RECORDS TO USE:
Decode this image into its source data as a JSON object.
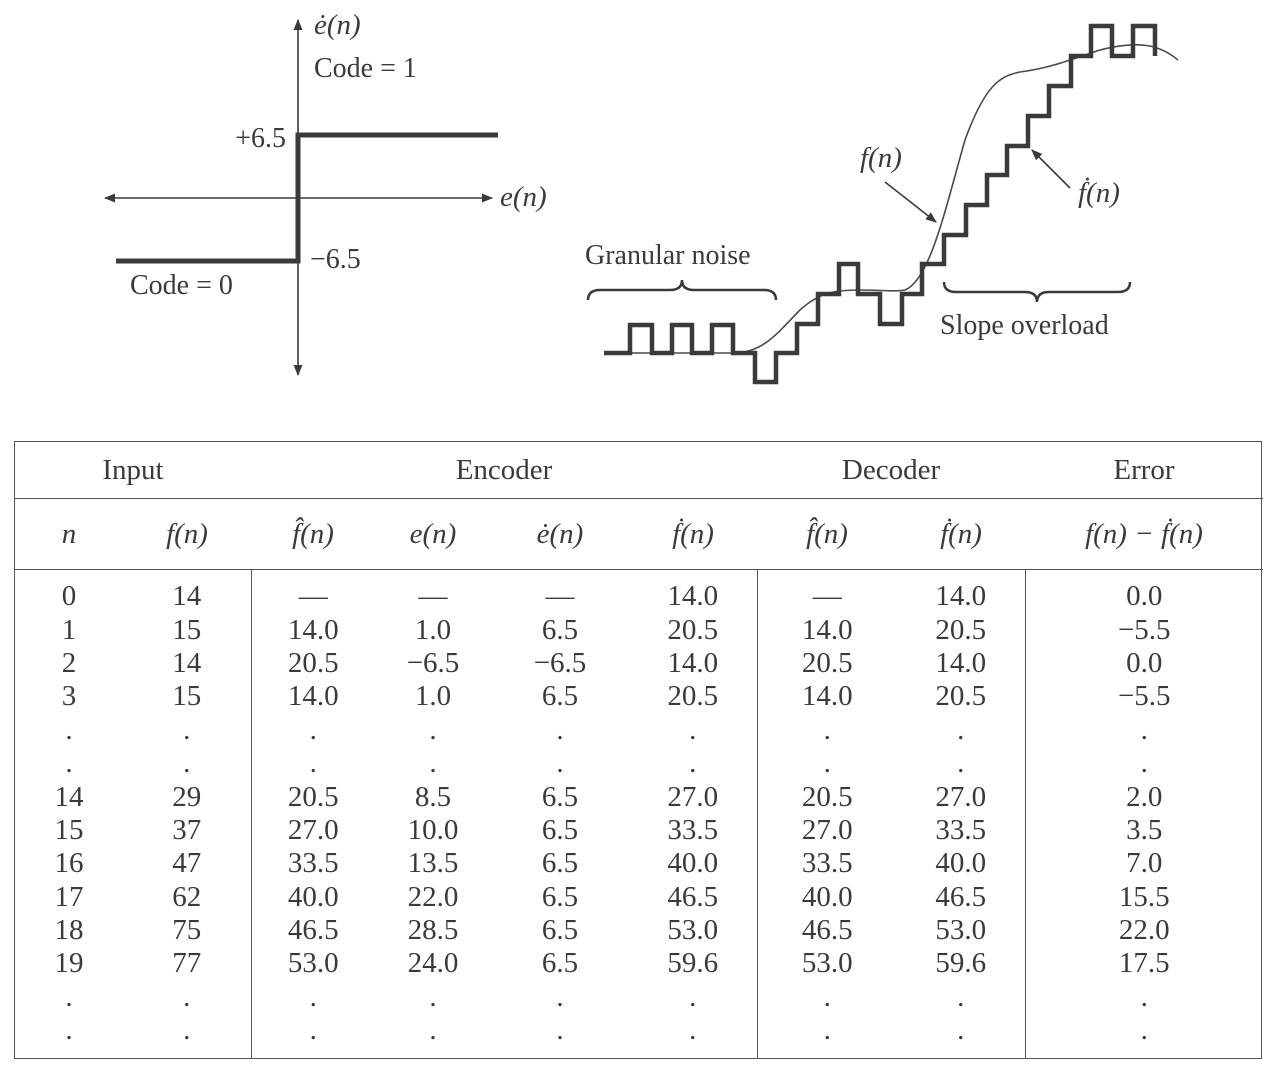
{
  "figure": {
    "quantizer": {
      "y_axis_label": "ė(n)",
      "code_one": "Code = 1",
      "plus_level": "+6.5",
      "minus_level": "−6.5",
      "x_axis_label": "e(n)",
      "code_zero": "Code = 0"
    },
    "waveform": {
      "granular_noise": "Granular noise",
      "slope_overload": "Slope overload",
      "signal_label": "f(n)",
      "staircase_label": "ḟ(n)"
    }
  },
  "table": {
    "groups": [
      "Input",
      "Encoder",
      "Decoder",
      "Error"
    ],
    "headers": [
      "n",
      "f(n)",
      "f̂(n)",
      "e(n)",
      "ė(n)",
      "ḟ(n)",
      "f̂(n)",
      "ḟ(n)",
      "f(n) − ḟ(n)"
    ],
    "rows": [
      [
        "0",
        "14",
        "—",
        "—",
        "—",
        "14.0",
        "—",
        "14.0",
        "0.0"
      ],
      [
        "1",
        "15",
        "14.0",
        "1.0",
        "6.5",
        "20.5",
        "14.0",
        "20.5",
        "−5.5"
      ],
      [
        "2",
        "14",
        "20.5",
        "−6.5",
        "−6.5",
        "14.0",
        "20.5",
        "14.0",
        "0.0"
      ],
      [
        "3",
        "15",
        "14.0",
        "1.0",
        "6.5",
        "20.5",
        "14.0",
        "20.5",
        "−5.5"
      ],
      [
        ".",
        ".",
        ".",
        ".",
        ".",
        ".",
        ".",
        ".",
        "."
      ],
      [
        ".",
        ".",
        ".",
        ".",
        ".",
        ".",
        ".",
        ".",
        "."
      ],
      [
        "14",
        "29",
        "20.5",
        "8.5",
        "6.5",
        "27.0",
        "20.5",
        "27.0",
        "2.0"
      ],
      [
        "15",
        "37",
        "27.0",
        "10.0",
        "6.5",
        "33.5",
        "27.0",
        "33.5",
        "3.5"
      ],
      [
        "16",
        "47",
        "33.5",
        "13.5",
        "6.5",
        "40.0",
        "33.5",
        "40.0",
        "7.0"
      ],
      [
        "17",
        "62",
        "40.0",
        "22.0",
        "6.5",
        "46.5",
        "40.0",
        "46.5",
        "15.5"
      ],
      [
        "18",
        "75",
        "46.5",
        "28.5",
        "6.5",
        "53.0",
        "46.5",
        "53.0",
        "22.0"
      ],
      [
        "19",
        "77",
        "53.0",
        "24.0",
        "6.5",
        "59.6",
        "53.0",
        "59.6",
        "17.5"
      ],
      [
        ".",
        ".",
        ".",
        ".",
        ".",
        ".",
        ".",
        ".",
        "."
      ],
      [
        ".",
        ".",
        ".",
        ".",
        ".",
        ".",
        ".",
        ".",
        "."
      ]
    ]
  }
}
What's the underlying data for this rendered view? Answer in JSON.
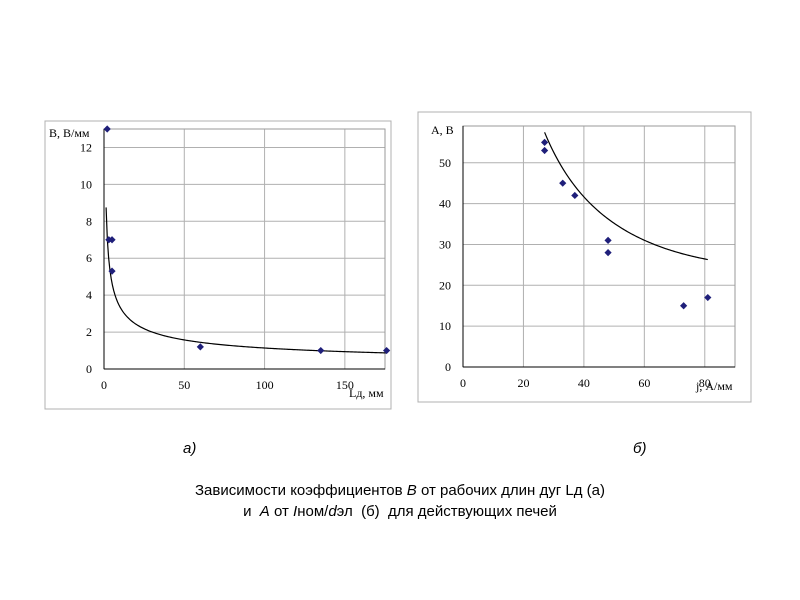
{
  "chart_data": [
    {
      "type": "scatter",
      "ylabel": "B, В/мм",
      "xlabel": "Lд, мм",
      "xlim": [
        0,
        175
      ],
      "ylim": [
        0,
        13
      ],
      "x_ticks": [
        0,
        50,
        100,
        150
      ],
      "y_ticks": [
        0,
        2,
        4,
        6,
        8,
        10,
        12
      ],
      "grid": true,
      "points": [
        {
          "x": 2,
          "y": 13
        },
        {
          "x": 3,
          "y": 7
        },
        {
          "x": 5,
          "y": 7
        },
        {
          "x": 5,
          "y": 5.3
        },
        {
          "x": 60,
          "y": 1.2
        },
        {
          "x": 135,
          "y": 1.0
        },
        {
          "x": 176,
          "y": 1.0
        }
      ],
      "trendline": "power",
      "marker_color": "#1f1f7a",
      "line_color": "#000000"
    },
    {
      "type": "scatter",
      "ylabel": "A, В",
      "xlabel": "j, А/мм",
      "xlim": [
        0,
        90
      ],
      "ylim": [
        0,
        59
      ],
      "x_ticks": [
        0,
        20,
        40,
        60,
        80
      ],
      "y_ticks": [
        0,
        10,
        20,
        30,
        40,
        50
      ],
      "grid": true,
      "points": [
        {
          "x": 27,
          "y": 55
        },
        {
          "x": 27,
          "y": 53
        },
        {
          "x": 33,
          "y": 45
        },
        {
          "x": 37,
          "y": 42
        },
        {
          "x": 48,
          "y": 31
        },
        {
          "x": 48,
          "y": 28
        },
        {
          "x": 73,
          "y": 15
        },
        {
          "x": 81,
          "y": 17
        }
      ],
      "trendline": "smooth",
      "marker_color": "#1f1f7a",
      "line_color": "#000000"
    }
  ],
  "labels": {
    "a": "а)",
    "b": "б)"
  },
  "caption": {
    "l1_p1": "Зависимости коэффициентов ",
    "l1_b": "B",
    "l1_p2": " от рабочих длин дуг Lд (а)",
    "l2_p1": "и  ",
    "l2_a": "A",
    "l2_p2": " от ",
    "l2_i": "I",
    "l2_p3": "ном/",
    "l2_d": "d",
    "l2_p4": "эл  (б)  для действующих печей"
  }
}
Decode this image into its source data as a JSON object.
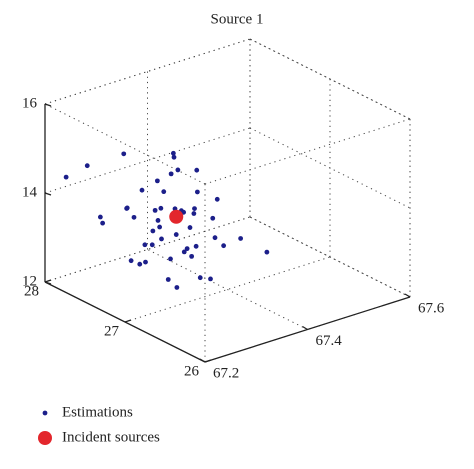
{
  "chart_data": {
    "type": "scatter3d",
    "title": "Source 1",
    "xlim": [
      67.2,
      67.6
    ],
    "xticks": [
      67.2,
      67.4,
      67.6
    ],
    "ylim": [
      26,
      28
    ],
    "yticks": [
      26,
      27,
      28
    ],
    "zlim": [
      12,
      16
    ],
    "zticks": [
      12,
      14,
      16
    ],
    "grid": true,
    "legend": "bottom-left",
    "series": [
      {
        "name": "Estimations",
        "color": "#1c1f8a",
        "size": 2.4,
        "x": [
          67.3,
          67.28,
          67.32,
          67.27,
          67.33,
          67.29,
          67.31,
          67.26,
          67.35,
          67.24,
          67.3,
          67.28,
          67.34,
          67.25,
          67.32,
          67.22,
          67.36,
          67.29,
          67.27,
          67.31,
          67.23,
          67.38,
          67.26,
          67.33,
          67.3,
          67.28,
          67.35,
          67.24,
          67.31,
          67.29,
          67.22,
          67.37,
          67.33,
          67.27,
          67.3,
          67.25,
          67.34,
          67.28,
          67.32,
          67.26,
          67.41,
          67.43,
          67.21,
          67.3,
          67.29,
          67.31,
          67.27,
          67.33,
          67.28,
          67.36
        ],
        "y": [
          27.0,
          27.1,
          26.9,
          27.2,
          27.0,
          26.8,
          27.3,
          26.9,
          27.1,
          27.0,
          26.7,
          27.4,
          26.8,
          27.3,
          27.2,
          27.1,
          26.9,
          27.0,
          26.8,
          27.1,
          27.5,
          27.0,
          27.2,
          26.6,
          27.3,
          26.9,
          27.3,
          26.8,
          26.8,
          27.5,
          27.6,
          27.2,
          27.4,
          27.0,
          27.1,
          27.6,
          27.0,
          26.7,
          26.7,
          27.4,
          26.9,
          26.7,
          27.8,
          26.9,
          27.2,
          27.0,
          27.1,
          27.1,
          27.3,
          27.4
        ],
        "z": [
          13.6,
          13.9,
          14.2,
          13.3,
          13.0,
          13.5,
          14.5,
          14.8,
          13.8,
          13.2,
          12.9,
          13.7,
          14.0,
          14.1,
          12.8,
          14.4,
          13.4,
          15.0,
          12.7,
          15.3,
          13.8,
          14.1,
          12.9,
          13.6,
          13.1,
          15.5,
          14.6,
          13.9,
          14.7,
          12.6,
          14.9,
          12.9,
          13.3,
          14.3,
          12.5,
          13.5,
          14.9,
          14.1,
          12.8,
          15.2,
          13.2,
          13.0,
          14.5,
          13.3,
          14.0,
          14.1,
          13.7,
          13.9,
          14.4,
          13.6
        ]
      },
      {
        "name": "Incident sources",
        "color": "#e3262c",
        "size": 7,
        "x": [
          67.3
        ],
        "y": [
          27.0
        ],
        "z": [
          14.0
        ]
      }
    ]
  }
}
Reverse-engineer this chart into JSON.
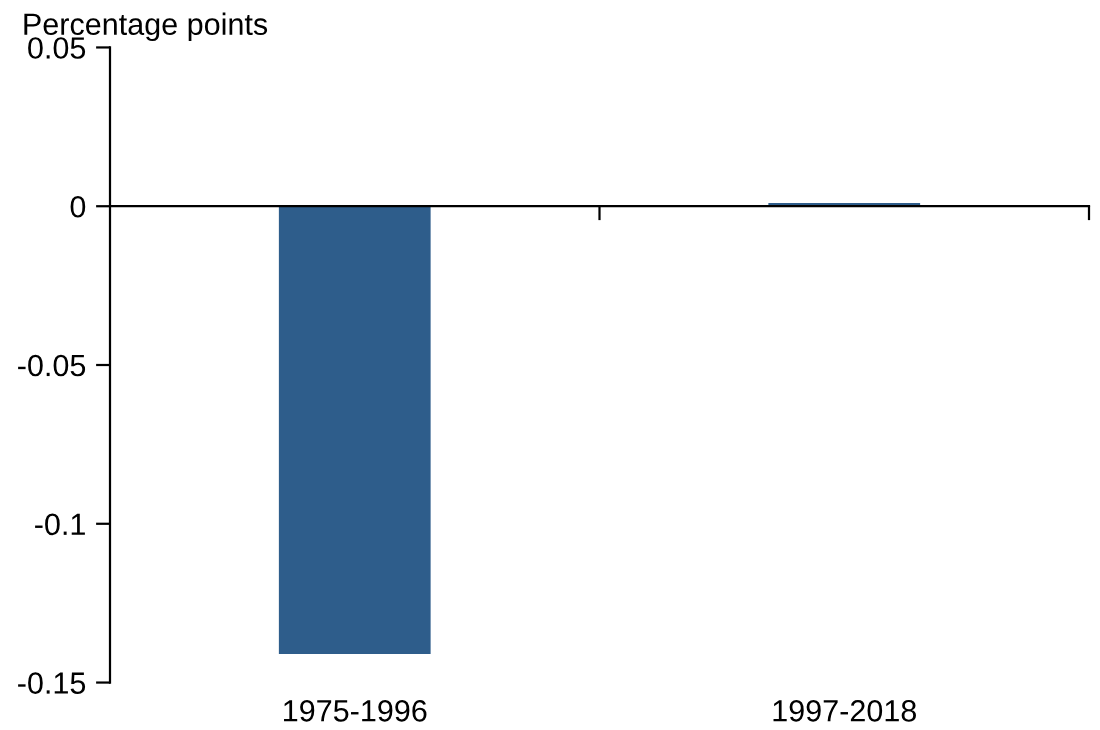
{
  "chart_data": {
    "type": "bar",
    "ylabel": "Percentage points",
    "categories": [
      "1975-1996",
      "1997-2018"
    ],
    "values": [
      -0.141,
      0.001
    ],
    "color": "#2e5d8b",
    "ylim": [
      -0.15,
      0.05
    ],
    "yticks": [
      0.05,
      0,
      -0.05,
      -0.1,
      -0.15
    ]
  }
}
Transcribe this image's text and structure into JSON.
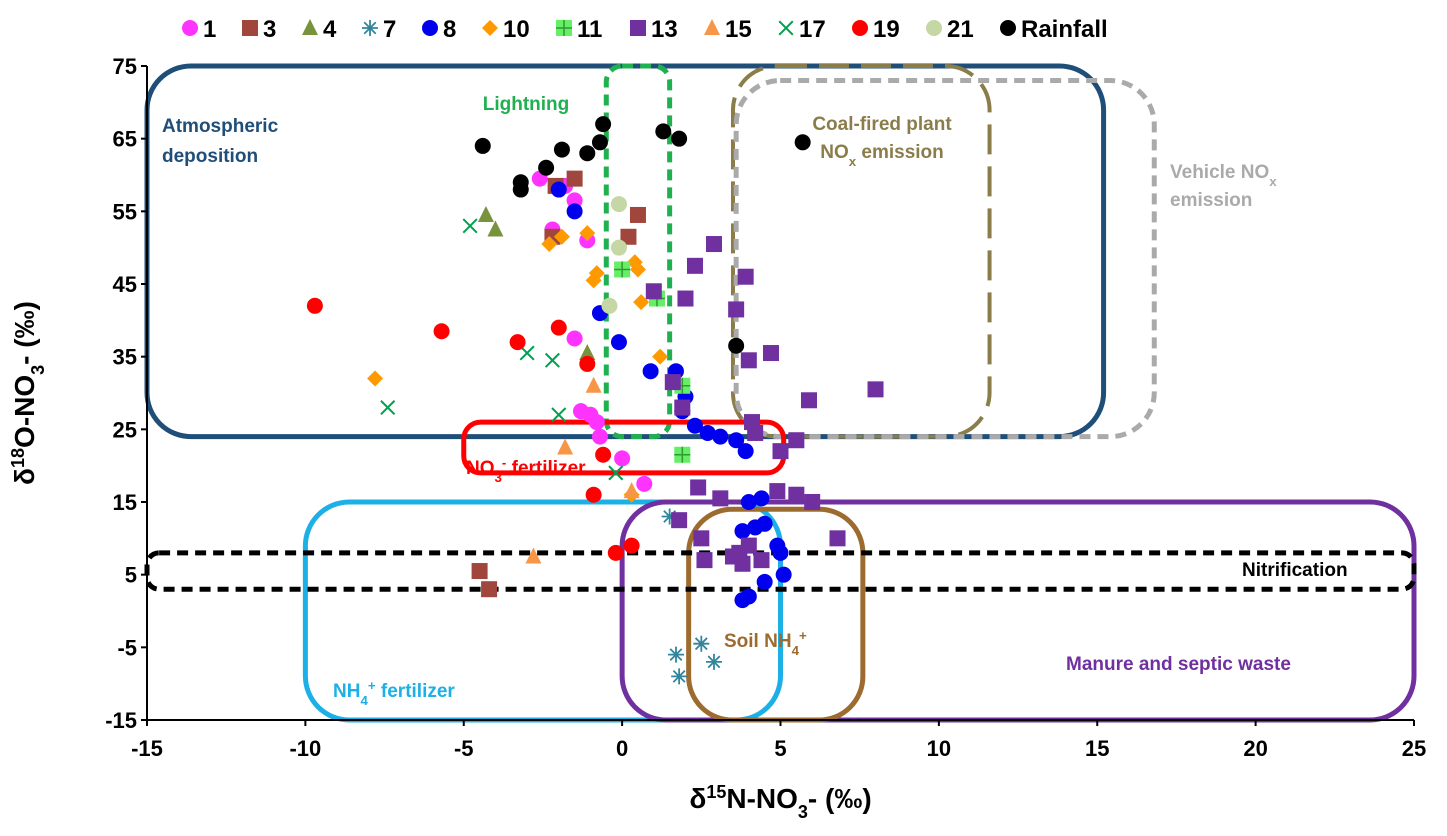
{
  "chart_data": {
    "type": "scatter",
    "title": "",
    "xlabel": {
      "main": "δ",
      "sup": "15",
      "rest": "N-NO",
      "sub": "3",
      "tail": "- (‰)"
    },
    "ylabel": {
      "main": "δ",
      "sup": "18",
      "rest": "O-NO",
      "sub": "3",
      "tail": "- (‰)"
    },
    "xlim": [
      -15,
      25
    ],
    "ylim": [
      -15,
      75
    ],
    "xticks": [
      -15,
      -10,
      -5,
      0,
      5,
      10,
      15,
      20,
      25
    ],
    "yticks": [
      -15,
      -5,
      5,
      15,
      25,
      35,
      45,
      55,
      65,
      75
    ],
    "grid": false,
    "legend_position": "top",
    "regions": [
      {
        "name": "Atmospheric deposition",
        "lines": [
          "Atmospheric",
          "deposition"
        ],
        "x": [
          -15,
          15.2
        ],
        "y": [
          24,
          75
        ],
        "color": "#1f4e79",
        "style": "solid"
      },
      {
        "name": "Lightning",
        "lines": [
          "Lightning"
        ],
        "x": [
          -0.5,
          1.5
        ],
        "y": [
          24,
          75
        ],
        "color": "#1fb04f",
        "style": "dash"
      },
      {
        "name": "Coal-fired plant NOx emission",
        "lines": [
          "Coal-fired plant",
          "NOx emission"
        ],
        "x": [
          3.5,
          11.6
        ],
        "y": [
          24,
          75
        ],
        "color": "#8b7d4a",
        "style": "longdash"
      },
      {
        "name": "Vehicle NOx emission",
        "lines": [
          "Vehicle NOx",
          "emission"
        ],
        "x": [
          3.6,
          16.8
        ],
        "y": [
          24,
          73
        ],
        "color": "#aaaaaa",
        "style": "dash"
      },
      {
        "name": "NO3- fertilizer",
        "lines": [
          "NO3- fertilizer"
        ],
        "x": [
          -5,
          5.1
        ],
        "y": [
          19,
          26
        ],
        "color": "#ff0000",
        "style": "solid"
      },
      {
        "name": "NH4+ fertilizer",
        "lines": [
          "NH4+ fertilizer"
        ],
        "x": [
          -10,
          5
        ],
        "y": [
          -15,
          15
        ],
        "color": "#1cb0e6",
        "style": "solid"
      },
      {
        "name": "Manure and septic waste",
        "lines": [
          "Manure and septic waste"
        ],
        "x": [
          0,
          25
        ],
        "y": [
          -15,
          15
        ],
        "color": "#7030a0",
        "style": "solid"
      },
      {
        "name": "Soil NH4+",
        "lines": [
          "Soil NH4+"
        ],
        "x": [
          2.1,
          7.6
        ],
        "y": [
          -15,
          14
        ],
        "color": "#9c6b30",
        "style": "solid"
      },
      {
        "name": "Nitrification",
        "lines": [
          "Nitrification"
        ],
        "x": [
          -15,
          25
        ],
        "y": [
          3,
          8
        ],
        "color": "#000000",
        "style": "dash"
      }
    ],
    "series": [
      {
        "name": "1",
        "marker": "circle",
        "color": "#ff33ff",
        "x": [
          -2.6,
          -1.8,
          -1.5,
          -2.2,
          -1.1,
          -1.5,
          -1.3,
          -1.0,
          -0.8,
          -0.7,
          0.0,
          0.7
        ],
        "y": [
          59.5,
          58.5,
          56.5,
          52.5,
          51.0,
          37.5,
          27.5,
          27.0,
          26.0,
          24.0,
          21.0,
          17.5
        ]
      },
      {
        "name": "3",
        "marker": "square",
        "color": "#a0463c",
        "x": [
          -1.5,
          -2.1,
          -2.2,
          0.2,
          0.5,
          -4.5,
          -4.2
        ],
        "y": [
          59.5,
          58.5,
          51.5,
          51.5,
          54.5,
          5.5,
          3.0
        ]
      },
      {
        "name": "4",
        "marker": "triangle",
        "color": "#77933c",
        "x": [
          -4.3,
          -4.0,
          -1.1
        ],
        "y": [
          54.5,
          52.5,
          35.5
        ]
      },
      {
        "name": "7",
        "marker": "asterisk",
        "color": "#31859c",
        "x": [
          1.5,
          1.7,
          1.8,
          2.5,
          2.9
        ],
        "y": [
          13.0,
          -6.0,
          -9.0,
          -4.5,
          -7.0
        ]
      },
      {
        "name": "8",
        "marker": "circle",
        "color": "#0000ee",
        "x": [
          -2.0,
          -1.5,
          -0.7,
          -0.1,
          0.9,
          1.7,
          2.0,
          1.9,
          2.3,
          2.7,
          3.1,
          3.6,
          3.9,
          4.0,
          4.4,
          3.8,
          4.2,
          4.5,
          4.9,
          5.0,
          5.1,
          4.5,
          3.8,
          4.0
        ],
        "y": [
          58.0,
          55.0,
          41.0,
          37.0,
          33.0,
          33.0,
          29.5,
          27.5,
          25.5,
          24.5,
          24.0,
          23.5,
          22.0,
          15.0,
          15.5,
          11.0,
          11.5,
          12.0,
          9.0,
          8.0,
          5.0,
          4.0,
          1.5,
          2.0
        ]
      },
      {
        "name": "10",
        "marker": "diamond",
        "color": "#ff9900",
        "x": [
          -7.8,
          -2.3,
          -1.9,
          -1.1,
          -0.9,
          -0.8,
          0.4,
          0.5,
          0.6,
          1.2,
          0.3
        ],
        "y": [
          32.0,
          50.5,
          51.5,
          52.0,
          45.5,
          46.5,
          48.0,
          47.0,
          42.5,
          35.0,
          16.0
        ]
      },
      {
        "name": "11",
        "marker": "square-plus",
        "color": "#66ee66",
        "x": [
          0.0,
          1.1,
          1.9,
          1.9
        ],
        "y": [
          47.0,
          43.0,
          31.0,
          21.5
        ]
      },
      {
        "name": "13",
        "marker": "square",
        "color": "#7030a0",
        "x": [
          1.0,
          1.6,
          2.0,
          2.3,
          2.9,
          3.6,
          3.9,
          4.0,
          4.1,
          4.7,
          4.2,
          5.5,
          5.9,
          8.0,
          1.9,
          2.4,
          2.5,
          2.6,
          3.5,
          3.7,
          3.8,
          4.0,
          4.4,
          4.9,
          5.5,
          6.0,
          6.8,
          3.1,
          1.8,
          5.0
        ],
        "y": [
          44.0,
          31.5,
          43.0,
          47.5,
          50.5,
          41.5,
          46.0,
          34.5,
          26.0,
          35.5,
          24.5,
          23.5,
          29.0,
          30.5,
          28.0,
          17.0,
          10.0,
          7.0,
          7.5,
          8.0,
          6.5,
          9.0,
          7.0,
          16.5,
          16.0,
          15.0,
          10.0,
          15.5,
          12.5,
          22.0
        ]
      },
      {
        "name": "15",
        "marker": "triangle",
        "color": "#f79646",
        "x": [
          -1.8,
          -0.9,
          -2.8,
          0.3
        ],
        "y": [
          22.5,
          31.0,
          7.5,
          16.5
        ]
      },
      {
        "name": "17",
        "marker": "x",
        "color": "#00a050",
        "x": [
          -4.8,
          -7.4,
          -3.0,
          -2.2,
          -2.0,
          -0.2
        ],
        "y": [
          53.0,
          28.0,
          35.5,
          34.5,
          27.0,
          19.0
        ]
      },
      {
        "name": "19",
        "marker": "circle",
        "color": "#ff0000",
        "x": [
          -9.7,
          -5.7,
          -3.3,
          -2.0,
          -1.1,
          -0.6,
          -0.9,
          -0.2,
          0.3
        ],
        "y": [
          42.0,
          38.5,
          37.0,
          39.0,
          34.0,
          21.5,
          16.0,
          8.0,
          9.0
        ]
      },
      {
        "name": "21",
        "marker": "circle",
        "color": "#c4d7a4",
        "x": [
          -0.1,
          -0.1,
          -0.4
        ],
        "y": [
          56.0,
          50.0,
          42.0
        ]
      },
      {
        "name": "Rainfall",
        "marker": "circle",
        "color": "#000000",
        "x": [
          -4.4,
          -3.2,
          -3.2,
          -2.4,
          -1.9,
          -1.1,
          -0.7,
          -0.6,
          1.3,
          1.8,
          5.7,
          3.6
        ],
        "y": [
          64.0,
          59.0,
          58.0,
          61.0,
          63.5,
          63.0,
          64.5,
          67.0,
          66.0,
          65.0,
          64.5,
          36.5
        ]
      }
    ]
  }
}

STATED GOAL: Each line holding "grid" must be found and copied.

THE SOLUTION:
      "grid": true,
      "grid": true,
    "grid": true,
    "grid": false,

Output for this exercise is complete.